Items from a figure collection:
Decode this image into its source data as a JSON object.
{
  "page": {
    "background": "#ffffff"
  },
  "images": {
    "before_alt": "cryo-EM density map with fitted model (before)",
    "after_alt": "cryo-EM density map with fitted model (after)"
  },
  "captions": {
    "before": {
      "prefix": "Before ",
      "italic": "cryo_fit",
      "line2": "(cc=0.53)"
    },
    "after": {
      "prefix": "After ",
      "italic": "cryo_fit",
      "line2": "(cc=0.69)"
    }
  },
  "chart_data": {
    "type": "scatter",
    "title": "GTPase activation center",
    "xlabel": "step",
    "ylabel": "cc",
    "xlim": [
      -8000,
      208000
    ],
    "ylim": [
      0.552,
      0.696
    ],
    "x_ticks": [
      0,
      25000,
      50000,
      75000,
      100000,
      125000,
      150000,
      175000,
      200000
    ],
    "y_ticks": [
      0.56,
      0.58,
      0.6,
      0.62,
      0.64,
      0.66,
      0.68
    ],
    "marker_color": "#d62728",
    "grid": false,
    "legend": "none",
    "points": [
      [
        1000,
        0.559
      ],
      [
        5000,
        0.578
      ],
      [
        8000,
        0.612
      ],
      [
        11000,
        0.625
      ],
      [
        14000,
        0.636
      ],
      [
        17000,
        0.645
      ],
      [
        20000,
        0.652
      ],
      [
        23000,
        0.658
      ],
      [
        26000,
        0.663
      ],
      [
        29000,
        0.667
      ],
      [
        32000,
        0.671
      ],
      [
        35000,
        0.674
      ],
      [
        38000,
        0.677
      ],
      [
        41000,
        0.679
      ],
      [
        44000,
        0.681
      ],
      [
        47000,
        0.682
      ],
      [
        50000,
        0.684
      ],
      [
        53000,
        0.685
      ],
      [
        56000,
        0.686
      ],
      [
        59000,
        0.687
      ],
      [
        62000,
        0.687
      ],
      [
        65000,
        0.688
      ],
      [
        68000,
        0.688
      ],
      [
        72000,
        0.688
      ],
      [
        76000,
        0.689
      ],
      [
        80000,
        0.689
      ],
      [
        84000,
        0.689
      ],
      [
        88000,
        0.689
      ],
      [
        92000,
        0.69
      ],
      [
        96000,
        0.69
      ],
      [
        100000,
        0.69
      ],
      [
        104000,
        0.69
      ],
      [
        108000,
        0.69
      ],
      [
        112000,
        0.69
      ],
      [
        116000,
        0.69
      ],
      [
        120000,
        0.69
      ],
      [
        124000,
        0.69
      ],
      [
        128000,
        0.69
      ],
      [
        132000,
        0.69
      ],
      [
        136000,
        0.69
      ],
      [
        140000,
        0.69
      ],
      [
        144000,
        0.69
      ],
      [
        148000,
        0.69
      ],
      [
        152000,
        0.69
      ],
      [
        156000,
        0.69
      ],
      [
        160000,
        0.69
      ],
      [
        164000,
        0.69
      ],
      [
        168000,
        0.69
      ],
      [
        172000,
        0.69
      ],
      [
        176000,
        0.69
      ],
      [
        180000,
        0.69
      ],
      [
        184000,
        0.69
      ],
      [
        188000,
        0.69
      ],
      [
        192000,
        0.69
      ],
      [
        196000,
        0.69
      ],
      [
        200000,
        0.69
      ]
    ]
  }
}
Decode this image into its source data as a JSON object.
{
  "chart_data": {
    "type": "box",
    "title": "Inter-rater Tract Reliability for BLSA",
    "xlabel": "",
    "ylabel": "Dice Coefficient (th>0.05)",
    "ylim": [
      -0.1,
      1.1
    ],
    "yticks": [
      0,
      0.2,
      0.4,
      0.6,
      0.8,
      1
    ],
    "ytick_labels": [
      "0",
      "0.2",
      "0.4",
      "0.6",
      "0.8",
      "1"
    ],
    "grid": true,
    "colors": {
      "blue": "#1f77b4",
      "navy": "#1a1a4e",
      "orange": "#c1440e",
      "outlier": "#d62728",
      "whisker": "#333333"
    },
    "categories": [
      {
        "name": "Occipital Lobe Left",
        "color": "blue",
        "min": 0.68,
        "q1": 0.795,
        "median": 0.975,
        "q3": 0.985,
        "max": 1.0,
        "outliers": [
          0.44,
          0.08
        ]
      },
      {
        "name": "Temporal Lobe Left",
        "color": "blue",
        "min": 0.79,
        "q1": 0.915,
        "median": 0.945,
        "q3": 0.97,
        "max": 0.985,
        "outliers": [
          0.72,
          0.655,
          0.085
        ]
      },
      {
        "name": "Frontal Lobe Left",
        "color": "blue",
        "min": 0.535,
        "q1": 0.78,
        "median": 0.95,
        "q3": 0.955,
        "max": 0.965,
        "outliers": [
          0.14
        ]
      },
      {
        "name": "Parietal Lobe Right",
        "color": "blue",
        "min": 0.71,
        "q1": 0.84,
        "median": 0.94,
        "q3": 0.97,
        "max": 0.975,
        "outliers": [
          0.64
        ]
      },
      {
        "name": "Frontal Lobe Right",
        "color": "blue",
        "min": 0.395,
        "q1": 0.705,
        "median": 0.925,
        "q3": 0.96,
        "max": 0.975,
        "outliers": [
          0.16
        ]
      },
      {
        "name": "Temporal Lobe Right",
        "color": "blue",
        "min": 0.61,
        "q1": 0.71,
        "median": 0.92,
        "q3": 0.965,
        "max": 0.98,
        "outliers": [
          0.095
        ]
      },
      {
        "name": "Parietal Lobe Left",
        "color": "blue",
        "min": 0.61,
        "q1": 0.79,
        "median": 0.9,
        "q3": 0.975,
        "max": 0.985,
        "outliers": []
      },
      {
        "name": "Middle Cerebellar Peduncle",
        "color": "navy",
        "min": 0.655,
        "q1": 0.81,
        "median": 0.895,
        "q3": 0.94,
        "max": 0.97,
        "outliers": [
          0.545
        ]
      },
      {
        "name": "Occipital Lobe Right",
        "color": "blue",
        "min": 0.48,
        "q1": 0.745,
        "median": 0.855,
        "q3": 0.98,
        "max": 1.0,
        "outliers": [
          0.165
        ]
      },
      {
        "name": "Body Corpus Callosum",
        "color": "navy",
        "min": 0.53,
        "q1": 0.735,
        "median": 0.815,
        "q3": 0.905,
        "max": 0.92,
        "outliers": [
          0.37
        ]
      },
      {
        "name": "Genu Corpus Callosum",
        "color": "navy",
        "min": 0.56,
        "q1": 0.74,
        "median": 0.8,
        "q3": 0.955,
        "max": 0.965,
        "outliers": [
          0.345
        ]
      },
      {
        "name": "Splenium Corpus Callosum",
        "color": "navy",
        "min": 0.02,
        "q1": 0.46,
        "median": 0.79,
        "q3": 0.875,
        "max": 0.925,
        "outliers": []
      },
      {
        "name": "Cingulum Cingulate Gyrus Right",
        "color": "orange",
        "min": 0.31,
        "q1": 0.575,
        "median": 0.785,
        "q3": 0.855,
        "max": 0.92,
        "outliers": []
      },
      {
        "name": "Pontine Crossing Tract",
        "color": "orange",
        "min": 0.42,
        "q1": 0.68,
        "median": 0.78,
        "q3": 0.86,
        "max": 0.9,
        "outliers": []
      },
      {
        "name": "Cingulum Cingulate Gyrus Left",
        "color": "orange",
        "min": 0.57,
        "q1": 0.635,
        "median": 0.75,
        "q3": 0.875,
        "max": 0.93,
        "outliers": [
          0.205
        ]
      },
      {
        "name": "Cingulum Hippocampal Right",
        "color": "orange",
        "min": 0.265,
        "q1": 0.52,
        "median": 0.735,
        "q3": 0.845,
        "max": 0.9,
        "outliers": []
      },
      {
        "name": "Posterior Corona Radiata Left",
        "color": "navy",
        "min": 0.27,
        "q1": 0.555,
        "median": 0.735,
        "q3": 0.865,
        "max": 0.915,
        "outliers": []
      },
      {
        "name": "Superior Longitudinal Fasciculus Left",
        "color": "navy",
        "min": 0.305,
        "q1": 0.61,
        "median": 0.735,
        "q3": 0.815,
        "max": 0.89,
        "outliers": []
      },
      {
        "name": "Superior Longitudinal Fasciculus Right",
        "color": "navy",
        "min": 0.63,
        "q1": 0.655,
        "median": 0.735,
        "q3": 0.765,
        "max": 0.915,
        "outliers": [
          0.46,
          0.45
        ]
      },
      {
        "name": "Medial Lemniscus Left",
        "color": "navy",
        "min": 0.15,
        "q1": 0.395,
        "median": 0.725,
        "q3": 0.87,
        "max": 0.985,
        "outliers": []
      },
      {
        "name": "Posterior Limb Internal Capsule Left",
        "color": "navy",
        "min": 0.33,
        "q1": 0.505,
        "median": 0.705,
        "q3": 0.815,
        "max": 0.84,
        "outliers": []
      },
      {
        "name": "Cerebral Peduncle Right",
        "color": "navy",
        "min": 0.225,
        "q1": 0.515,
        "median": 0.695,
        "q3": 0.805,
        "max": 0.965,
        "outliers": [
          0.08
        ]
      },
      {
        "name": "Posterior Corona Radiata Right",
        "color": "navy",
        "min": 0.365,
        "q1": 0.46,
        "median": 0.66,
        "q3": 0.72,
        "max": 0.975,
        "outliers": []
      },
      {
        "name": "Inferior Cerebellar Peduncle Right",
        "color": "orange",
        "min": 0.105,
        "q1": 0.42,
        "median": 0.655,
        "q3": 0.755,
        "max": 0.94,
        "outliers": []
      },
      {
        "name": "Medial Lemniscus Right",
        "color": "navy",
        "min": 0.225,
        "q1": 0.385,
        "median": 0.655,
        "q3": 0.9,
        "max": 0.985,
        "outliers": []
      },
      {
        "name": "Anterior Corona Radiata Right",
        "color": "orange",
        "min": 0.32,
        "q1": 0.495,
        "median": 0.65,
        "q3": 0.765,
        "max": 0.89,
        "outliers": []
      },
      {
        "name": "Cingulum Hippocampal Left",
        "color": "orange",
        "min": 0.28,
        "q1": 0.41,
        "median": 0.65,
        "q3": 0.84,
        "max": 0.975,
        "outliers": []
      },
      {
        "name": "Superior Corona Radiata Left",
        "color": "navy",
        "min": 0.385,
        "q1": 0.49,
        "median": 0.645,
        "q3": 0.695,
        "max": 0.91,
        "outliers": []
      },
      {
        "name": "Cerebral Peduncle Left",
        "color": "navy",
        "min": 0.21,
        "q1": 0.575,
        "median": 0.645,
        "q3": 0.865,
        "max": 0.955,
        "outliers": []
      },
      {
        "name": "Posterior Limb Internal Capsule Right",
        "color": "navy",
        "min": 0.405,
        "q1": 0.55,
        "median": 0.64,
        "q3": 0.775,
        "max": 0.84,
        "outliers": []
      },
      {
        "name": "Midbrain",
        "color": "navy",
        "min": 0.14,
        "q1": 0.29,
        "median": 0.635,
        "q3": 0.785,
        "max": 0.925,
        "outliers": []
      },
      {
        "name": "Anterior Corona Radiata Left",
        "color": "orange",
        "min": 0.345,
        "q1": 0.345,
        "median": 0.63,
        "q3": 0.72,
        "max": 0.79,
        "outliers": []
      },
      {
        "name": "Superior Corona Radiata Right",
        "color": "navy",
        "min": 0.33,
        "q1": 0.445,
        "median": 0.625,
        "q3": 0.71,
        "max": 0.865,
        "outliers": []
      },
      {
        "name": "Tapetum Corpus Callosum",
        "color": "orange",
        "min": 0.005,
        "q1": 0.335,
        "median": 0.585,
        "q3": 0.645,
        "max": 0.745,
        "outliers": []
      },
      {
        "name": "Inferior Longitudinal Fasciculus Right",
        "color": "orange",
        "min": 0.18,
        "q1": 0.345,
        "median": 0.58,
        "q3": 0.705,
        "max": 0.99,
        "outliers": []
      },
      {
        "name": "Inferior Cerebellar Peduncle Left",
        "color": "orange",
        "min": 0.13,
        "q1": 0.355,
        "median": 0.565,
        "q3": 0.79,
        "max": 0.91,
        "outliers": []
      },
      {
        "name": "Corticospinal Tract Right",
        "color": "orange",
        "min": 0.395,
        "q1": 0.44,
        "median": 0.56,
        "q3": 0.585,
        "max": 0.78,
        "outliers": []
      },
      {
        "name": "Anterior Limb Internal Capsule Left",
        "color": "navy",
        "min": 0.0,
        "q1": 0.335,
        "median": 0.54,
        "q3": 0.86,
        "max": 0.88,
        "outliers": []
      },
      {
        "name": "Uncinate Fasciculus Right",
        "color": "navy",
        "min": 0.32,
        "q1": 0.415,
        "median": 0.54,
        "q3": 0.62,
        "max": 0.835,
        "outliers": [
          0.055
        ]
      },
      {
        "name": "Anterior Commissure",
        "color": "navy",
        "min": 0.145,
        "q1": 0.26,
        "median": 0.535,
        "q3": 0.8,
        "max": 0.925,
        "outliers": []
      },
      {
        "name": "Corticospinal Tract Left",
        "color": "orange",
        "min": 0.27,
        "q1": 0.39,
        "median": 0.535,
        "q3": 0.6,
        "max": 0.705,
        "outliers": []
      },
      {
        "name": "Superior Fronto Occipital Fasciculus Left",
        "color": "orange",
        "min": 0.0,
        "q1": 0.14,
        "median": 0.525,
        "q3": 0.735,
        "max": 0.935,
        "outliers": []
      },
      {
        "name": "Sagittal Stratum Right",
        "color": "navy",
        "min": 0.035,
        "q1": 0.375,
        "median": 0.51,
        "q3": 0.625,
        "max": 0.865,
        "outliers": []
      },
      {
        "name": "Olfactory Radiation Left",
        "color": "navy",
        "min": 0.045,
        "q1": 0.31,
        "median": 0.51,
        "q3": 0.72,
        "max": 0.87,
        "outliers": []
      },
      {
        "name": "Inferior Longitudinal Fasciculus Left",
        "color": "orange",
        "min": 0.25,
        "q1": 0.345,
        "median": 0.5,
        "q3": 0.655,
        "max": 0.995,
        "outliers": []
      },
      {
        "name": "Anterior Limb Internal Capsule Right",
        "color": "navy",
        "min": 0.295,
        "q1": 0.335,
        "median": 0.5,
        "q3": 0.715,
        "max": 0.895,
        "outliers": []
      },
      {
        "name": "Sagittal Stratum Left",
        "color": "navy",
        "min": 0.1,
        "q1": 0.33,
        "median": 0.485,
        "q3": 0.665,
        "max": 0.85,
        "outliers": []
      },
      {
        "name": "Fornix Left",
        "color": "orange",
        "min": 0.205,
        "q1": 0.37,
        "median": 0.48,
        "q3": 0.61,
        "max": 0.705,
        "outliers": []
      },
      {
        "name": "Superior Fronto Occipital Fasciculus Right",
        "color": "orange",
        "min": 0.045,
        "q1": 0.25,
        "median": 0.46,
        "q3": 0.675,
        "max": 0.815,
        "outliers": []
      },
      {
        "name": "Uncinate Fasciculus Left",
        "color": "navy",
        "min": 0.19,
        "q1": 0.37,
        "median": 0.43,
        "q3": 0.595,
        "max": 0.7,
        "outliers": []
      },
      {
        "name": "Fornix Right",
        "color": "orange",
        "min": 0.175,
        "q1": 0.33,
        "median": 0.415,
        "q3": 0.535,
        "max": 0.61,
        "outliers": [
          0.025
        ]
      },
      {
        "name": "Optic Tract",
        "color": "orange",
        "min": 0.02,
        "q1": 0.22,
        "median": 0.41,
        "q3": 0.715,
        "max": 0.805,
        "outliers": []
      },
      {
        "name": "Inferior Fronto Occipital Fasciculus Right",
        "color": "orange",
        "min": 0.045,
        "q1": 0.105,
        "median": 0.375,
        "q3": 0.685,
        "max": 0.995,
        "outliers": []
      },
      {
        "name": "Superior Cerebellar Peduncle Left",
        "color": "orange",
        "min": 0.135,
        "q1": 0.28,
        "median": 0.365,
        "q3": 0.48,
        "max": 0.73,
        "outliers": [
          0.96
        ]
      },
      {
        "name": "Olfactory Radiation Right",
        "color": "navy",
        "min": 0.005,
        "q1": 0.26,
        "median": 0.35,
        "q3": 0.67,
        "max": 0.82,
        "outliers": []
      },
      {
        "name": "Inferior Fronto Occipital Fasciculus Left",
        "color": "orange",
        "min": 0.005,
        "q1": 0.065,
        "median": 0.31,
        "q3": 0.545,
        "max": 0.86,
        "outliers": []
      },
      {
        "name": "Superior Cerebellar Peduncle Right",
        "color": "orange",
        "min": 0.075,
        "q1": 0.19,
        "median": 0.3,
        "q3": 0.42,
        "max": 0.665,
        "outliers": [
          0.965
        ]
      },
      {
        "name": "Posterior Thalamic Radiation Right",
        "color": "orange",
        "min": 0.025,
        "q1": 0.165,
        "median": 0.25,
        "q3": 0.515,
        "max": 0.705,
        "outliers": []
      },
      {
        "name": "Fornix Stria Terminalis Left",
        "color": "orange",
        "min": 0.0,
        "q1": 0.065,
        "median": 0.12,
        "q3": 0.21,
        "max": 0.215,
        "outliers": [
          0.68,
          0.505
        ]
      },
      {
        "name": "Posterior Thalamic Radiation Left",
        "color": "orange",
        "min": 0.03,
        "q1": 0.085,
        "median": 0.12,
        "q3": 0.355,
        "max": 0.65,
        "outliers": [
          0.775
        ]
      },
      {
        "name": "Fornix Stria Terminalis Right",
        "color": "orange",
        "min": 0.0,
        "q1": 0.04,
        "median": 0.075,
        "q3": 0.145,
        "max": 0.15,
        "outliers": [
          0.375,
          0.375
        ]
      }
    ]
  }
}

Required work: Search the data for the string "Internal" and copy each line where it appears.

Output:
        "name": "Posterior Limb Internal Capsule Left",
        "name": "Posterior Limb Internal Capsule Right",
        "name": "Anterior Limb Internal Capsule Left",
        "name": "Anterior Limb Internal Capsule Right",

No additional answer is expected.